▶ _Given exercise_: Look through the data below and return each line where "unavailable" appears.

▶ _Rows_:
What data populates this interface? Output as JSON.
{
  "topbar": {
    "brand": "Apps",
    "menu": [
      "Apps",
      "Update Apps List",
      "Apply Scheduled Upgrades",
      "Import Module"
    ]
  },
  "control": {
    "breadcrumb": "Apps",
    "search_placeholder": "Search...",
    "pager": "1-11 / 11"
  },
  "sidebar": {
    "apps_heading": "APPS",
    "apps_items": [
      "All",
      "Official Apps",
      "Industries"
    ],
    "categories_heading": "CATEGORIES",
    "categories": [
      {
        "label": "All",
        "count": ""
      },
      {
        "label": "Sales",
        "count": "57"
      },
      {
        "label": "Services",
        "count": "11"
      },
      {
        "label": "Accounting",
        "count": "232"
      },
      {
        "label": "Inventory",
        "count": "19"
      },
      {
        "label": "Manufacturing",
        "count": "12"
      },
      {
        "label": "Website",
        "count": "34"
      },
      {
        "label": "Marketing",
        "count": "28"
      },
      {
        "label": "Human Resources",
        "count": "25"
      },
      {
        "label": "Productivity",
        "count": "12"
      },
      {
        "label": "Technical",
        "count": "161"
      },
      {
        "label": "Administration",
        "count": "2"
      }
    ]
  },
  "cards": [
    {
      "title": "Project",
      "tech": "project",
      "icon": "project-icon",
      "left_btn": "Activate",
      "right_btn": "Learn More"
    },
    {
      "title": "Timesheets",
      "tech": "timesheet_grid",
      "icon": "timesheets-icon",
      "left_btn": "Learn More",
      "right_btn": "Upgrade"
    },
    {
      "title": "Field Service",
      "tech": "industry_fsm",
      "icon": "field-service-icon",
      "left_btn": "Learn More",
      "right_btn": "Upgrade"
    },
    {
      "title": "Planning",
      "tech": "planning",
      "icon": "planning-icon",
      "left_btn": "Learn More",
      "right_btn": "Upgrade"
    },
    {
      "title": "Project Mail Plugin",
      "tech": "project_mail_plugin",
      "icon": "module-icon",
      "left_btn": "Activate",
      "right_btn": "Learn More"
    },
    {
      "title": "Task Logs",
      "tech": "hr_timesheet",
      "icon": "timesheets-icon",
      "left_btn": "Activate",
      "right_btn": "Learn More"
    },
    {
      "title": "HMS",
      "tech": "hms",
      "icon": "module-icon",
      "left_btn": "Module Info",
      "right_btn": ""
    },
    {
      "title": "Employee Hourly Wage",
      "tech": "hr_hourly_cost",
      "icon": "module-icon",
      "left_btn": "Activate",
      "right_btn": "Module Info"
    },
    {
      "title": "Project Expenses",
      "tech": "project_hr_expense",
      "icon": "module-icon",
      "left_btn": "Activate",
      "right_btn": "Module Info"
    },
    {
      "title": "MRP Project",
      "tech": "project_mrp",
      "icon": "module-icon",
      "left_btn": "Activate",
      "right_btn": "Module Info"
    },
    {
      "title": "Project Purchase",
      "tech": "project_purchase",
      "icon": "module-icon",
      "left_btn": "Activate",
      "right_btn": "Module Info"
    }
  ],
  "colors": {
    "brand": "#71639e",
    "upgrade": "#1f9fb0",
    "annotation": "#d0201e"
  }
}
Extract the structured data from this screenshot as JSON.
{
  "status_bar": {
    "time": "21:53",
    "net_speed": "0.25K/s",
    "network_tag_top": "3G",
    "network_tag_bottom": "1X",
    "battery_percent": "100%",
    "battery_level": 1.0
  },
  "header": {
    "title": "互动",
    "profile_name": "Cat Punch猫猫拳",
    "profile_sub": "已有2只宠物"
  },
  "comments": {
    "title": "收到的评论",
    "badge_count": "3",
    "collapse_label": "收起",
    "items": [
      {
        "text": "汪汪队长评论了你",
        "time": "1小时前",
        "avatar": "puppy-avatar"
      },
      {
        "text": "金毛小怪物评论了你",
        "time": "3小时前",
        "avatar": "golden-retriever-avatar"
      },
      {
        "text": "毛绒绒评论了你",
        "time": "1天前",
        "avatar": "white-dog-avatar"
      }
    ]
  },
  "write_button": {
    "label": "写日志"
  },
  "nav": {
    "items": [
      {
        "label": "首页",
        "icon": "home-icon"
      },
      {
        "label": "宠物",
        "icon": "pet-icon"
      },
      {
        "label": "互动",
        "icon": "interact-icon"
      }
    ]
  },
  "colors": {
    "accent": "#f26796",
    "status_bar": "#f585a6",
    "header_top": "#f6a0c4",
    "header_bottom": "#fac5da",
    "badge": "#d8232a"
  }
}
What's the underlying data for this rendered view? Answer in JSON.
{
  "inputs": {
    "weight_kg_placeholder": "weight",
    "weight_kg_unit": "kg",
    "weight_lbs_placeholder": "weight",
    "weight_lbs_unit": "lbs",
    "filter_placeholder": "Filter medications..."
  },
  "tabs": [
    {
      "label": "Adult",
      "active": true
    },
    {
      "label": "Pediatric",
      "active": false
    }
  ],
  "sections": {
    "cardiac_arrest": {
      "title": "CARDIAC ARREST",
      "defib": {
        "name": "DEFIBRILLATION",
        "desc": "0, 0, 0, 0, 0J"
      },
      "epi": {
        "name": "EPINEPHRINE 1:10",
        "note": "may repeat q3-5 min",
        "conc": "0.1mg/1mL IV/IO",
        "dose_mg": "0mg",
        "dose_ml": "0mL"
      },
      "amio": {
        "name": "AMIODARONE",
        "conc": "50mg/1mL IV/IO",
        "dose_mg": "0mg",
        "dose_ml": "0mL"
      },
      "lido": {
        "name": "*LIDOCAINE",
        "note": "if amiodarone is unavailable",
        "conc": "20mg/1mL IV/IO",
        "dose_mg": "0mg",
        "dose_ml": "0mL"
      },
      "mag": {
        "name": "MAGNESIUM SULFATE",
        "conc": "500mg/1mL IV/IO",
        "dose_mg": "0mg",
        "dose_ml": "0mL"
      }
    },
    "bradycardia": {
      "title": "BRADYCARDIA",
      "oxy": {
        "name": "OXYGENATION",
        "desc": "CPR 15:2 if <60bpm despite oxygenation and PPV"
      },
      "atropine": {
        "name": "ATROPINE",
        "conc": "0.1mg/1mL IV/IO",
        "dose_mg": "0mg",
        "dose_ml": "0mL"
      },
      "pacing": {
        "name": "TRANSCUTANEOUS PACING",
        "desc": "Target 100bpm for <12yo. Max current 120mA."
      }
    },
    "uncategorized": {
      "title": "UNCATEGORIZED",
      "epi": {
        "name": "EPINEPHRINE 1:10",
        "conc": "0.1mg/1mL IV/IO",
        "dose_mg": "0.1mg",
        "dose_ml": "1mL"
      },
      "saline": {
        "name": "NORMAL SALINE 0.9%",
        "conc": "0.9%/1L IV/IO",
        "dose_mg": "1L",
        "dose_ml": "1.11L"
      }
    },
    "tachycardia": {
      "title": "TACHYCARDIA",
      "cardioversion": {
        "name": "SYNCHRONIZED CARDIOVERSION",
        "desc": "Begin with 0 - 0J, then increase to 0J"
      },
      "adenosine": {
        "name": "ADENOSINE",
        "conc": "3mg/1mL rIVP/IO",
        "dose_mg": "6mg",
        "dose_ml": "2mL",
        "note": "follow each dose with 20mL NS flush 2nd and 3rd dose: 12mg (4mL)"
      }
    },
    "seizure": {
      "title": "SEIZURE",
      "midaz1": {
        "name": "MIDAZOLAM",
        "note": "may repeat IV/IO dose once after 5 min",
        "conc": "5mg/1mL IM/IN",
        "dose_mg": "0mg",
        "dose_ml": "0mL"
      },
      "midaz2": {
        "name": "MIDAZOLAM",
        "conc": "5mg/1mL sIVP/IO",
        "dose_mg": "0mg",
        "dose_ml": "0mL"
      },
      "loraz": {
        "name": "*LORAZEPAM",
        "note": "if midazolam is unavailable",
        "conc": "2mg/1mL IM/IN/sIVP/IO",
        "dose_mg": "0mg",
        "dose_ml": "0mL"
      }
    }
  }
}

▶ _Complete output_:
        "note": "if amiodarone is unavailable",
        "note": "if midazolam is unavailable",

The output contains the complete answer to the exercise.